THE REQUEST:
Repeat the full listing, word for word.
══════════
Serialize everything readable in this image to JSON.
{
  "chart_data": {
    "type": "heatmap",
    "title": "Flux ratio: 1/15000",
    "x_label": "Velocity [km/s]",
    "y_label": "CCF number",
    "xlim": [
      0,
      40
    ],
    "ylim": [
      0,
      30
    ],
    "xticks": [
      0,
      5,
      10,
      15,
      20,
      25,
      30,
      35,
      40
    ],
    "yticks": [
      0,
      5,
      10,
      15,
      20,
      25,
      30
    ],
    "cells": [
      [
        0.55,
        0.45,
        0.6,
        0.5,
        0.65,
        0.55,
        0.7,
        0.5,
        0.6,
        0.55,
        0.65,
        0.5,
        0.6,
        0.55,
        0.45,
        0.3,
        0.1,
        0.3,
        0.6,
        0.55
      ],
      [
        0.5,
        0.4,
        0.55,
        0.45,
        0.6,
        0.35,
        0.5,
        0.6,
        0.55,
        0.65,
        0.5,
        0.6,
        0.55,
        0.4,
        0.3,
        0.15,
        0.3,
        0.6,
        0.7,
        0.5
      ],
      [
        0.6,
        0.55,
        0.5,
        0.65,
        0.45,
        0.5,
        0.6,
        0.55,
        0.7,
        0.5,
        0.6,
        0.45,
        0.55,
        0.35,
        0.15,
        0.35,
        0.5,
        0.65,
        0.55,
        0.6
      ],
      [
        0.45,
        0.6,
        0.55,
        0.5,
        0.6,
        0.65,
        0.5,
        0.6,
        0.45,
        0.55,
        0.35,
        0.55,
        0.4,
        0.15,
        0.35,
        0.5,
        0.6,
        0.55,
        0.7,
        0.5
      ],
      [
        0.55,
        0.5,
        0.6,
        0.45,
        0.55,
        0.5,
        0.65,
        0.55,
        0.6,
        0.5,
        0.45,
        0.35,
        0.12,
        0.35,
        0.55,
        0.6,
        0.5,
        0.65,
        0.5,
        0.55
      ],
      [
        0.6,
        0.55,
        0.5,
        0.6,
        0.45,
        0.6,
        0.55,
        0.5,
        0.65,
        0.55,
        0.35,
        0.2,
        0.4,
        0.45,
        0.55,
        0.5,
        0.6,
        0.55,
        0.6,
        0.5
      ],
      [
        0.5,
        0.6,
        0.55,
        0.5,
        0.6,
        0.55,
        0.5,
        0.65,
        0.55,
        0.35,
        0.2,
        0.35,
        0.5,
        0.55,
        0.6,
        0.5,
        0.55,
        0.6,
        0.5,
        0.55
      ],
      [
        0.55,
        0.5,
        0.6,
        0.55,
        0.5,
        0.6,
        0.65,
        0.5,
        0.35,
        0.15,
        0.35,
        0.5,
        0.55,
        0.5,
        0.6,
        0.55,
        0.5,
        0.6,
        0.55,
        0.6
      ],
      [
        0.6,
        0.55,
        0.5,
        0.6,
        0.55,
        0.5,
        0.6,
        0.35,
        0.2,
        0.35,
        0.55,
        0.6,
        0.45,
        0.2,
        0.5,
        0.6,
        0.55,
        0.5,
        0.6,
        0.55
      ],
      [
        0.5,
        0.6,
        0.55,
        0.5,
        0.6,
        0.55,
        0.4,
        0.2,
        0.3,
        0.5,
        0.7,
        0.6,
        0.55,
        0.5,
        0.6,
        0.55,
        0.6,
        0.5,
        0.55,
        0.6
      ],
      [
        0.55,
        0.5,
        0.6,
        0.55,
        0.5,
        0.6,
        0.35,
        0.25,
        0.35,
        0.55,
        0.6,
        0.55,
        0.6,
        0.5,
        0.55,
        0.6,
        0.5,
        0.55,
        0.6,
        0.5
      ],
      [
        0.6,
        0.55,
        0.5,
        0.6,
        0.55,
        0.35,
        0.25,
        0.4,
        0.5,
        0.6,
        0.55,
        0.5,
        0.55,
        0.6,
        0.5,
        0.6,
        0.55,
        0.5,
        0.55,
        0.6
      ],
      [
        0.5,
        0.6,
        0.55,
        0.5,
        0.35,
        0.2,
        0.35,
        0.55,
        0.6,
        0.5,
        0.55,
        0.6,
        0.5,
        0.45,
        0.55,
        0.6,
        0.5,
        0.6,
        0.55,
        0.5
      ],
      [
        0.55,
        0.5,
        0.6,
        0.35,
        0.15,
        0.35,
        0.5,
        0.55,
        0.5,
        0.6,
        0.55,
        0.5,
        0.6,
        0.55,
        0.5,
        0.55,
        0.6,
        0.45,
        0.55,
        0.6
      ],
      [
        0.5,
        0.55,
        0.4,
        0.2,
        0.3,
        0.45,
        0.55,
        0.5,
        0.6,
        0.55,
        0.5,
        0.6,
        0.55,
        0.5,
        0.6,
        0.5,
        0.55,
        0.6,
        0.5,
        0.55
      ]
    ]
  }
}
══════════
OUTPUT:
Serialize everything readable in this image to JSON.
{
  "chart_data": {
    "type": "heatmap",
    "title": "Flux ratio: 1/15000",
    "x_label": "Velocity [km/s]",
    "y_label": "CCF number",
    "xlim": [
      0,
      40
    ],
    "ylim": [
      0,
      30
    ],
    "xticks": [
      0,
      5,
      10,
      15,
      20,
      25,
      30,
      35,
      40
    ],
    "yticks": [
      0,
      5,
      10,
      15,
      20,
      25,
      30
    ],
    "cells": [
      [
        0.55,
        0.45,
        0.6,
        0.5,
        0.65,
        0.55,
        0.7,
        0.5,
        0.6,
        0.55,
        0.65,
        0.5,
        0.6,
        0.55,
        0.45,
        0.3,
        0.1,
        0.3,
        0.6,
        0.55
      ],
      [
        0.5,
        0.4,
        0.55,
        0.45,
        0.6,
        0.35,
        0.5,
        0.6,
        0.55,
        0.65,
        0.5,
        0.6,
        0.55,
        0.4,
        0.3,
        0.15,
        0.3,
        0.6,
        0.7,
        0.5
      ],
      [
        0.6,
        0.55,
        0.5,
        0.65,
        0.45,
        0.5,
        0.6,
        0.55,
        0.7,
        0.5,
        0.6,
        0.45,
        0.55,
        0.35,
        0.15,
        0.35,
        0.5,
        0.65,
        0.55,
        0.6
      ],
      [
        0.45,
        0.6,
        0.55,
        0.5,
        0.6,
        0.65,
        0.5,
        0.6,
        0.45,
        0.55,
        0.35,
        0.55,
        0.4,
        0.15,
        0.35,
        0.5,
        0.6,
        0.55,
        0.7,
        0.5
      ],
      [
        0.55,
        0.5,
        0.6,
        0.45,
        0.55,
        0.5,
        0.65,
        0.55,
        0.6,
        0.5,
        0.45,
        0.35,
        0.12,
        0.35,
        0.55,
        0.6,
        0.5,
        0.65,
        0.5,
        0.55
      ],
      [
        0.6,
        0.55,
        0.5,
        0.6,
        0.45,
        0.6,
        0.55,
        0.5,
        0.65,
        0.55,
        0.35,
        0.2,
        0.4,
        0.45,
        0.55,
        0.5,
        0.6,
        0.55,
        0.6,
        0.5
      ],
      [
        0.5,
        0.6,
        0.55,
        0.5,
        0.6,
        0.55,
        0.5,
        0.65,
        0.55,
        0.35,
        0.2,
        0.35,
        0.5,
        0.55,
        0.6,
        0.5,
        0.55,
        0.6,
        0.5,
        0.55
      ],
      [
        0.55,
        0.5,
        0.6,
        0.55,
        0.5,
        0.6,
        0.65,
        0.5,
        0.35,
        0.15,
        0.35,
        0.5,
        0.55,
        0.5,
        0.6,
        0.55,
        0.5,
        0.6,
        0.55,
        0.6
      ],
      [
        0.6,
        0.55,
        0.5,
        0.6,
        0.55,
        0.5,
        0.6,
        0.35,
        0.2,
        0.35,
        0.55,
        0.6,
        0.45,
        0.2,
        0.5,
        0.6,
        0.55,
        0.5,
        0.6,
        0.55
      ],
      [
        0.5,
        0.6,
        0.55,
        0.5,
        0.6,
        0.55,
        0.4,
        0.2,
        0.3,
        0.5,
        0.7,
        0.6,
        0.55,
        0.5,
        0.6,
        0.55,
        0.6,
        0.5,
        0.55,
        0.6
      ],
      [
        0.55,
        0.5,
        0.6,
        0.55,
        0.5,
        0.6,
        0.35,
        0.25,
        0.35,
        0.55,
        0.6,
        0.55,
        0.6,
        0.5,
        0.55,
        0.6,
        0.5,
        0.55,
        0.6,
        0.5
      ],
      [
        0.6,
        0.55,
        0.5,
        0.6,
        0.55,
        0.35,
        0.25,
        0.4,
        0.5,
        0.6,
        0.55,
        0.5,
        0.55,
        0.6,
        0.5,
        0.6,
        0.55,
        0.5,
        0.55,
        0.6
      ],
      [
        0.5,
        0.6,
        0.55,
        0.5,
        0.35,
        0.2,
        0.35,
        0.55,
        0.6,
        0.5,
        0.55,
        0.6,
        0.5,
        0.45,
        0.55,
        0.6,
        0.5,
        0.6,
        0.55,
        0.5
      ],
      [
        0.55,
        0.5,
        0.6,
        0.35,
        0.15,
        0.35,
        0.5,
        0.55,
        0.5,
        0.6,
        0.55,
        0.5,
        0.6,
        0.55,
        0.5,
        0.55,
        0.6,
        0.45,
        0.55,
        0.6
      ],
      [
        0.5,
        0.55,
        0.4,
        0.2,
        0.3,
        0.45,
        0.55,
        0.5,
        0.6,
        0.55,
        0.5,
        0.6,
        0.55,
        0.5,
        0.6,
        0.5,
        0.55,
        0.6,
        0.5,
        0.55
      ]
    ]
  }
}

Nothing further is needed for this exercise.